**SELECTED PASSAGE:**
^^^^^^^^^^^^^^^^
Answer the following question in about 120-150 words.

A grown up Zitkala-Sa, reflects on the incident about cutting of her long hair and is conflicted that she did not do enough to resist and surrendered easily. She also wonders if she could have tried something else to prevent the incident.

As the grown-up Zitkala-Sa, create a diary entry, expressing these thoughts and conclude by absolving yourself of any blame.

You may begin like this:
I find myself reflecting on an event that happened many years ago…

Answer in Brief

Solution

Dear Diary

I find myself reflecting on an event that happened many years ago, one that has continued to haunt me ever since. It is the incident where my long hair was forcefully cut off at the Carlisle Indian School. As I sit here today, I cannot help but feel conflicted about my actions that day.

On one hand, I am proud that I stood up for myself and refused to submit to their demands at first. I remember the fire in my belly as I declared that I would struggle before giving in. However, as time passed, my spirit wavered, and eventually, I allowed them to cut my hair. Looking back now, I cannot help but feel that I gave in too easily, that I did not do enough to resist.
^^^^^^^^^^^^^^^^
**MATERIAL SHOWN:**
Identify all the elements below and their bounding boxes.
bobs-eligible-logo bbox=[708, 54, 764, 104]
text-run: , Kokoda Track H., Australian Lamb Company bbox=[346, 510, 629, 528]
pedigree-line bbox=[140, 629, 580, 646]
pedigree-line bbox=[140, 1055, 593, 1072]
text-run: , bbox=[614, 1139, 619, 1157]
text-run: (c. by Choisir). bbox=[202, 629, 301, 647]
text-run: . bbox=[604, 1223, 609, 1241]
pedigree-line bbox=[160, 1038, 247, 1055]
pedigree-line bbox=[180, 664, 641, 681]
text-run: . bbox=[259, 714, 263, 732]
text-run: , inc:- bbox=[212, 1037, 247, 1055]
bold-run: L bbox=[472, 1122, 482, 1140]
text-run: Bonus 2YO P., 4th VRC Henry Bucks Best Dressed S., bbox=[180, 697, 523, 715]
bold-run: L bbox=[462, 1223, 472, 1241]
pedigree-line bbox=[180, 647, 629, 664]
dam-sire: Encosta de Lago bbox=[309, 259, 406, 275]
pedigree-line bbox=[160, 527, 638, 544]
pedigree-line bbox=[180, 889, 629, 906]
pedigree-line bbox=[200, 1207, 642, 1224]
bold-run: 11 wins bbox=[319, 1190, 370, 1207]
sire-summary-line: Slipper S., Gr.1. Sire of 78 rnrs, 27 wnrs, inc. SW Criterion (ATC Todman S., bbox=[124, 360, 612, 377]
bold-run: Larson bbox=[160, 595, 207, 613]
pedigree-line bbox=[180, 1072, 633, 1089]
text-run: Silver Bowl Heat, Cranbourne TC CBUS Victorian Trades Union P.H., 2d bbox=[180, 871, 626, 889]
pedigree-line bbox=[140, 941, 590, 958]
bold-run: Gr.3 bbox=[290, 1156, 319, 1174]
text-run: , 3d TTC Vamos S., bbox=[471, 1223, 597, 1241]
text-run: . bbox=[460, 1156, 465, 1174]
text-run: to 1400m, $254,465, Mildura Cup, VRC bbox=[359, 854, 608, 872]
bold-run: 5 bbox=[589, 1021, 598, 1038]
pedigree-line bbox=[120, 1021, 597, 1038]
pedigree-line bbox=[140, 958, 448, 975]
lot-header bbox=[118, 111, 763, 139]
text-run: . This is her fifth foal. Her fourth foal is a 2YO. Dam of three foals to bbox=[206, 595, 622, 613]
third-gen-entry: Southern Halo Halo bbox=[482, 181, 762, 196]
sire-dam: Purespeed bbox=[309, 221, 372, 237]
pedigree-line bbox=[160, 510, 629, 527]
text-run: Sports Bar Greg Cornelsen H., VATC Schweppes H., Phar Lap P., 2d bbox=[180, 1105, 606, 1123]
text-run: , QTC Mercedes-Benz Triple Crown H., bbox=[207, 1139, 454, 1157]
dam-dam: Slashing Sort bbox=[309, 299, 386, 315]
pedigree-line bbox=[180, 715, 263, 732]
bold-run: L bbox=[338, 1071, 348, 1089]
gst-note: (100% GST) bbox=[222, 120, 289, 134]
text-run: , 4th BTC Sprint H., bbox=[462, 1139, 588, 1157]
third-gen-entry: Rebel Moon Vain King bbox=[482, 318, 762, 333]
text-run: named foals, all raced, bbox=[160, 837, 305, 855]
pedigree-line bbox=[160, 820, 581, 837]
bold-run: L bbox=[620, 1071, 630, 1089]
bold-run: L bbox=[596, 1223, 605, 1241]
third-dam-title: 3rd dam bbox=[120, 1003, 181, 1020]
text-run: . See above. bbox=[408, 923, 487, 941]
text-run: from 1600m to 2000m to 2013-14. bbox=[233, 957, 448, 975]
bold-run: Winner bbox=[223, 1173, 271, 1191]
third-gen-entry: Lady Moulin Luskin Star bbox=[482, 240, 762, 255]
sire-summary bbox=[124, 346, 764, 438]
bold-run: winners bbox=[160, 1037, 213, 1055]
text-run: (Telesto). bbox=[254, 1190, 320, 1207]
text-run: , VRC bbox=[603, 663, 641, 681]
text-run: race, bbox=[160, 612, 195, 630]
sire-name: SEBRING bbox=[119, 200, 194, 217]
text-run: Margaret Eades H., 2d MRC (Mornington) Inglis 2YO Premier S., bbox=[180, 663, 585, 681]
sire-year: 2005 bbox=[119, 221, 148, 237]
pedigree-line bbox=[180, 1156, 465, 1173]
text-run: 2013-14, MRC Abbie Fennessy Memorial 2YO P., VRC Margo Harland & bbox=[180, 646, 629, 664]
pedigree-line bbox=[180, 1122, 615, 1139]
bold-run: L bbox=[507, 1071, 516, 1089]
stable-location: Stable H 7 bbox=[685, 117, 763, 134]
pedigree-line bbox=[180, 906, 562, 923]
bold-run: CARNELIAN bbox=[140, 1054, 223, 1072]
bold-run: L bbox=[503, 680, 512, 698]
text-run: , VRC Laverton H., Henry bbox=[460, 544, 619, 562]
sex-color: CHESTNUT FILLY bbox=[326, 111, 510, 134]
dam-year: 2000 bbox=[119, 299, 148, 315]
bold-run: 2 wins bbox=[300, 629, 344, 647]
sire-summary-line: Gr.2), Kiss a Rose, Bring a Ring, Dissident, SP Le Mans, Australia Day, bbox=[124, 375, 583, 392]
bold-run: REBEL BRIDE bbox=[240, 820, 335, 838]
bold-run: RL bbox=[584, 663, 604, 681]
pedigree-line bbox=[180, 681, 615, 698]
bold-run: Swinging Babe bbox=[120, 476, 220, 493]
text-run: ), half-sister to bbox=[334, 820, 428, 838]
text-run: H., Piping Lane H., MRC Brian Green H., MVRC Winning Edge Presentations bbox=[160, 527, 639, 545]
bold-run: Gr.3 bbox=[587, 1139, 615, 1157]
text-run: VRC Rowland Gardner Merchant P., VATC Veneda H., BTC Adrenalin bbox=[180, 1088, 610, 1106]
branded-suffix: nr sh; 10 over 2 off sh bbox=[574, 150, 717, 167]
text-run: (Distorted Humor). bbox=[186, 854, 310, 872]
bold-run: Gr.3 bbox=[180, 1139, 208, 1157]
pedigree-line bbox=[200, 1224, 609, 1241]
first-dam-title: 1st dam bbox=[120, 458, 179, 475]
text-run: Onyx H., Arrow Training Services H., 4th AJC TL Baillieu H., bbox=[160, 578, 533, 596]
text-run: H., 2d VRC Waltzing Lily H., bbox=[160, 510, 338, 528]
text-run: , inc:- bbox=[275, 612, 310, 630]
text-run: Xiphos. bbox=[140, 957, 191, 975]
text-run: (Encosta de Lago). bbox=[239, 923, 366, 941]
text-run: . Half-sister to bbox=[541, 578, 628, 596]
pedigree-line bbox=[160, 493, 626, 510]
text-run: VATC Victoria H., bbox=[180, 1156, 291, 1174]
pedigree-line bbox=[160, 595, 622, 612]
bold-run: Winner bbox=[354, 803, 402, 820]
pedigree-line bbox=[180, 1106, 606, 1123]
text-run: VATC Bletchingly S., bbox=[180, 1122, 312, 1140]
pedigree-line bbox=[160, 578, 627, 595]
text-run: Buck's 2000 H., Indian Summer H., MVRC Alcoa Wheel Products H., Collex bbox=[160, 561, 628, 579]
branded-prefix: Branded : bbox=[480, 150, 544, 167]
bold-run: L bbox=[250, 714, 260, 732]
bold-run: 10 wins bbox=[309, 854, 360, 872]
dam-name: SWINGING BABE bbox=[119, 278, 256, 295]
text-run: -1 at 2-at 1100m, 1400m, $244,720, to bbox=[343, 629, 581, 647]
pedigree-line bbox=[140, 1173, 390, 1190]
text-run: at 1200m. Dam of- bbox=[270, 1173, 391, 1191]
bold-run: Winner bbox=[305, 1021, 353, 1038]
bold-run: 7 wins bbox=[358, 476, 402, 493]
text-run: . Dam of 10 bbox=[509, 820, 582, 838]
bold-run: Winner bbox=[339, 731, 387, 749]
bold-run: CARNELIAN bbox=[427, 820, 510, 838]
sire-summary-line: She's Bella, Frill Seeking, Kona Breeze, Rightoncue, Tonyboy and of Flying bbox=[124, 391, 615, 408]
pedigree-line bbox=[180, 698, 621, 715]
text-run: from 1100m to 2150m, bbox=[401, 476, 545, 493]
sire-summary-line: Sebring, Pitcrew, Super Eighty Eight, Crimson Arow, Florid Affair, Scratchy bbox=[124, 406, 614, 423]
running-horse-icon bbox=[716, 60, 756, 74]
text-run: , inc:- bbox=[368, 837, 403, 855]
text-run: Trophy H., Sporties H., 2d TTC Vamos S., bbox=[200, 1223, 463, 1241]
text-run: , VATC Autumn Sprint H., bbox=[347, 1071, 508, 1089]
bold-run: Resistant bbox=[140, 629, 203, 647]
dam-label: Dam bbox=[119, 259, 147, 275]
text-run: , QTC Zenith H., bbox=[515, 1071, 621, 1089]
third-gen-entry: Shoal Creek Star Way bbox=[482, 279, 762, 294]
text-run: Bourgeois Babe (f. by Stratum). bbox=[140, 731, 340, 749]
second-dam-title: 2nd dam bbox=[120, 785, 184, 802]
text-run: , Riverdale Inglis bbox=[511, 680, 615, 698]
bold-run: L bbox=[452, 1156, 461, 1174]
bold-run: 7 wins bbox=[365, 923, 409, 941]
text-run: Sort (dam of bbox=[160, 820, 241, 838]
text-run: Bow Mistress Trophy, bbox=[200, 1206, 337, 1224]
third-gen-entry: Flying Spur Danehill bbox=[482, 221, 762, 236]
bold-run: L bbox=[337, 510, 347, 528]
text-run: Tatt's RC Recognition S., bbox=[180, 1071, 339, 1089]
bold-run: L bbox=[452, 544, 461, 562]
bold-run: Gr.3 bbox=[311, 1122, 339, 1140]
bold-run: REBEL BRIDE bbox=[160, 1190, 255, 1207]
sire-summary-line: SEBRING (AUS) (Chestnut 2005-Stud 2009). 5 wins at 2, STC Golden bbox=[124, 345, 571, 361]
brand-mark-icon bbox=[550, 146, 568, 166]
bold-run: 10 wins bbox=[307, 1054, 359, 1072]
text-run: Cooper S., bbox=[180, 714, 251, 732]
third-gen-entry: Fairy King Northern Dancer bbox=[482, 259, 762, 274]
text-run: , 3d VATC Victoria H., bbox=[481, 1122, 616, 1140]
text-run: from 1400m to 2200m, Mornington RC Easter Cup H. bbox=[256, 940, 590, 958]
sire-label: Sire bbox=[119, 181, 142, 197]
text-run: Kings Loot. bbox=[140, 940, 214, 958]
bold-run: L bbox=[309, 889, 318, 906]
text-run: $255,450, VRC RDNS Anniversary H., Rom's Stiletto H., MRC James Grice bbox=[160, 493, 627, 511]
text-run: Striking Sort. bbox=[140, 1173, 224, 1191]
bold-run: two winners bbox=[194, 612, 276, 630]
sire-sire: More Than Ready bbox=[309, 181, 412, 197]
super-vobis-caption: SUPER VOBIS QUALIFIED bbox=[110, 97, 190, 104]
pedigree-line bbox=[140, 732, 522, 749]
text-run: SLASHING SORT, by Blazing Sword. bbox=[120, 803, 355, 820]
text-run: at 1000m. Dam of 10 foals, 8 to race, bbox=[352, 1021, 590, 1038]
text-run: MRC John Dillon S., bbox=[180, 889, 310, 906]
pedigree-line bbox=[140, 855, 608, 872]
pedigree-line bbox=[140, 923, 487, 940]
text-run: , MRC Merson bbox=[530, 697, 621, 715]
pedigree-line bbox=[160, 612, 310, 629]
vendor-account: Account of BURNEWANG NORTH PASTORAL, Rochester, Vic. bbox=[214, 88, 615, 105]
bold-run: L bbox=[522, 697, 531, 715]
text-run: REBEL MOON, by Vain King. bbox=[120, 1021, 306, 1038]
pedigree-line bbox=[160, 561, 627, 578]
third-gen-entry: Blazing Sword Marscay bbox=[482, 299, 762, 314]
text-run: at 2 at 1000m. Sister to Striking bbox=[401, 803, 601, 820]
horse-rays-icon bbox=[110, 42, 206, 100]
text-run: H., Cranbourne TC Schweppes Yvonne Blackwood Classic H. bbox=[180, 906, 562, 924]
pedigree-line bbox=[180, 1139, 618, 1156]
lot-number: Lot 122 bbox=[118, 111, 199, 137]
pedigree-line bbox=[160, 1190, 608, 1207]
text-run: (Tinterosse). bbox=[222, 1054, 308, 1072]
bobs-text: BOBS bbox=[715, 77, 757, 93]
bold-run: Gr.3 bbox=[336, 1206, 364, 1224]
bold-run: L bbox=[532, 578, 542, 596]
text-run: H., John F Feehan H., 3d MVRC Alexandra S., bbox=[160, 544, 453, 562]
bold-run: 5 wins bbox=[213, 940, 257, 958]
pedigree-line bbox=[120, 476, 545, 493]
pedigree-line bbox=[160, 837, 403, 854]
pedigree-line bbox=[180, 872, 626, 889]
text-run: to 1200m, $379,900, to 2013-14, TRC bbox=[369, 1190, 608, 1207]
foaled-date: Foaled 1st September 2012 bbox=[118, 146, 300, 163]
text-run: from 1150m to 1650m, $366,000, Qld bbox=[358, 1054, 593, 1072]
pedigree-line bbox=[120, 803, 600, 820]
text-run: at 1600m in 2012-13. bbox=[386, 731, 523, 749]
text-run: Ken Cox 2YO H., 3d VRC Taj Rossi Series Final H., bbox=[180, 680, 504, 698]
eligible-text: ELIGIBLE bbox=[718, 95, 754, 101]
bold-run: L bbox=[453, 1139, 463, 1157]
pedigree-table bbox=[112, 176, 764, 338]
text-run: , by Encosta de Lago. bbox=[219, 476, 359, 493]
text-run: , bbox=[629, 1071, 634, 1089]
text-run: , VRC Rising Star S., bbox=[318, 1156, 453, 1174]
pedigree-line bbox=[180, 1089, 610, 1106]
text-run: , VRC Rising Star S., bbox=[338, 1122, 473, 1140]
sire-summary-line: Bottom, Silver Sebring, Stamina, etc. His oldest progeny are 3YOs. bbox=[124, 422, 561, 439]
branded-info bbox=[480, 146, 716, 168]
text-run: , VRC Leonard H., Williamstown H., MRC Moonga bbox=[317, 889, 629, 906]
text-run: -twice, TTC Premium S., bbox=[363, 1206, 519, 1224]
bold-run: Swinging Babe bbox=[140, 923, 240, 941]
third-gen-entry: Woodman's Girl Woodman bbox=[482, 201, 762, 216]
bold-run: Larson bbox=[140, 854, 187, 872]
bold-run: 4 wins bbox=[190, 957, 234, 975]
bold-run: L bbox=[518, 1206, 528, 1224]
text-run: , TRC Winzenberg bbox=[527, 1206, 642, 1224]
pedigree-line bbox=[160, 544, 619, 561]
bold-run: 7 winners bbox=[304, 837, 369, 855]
^^^^^^^^^^^^^^^^
In the text about Zitkala-Sa's haircut, at which school does the diary entry say her long hair was forcefully cut off?

**OUTPUT FOR THIS TASK:** The Carlisle Indian School.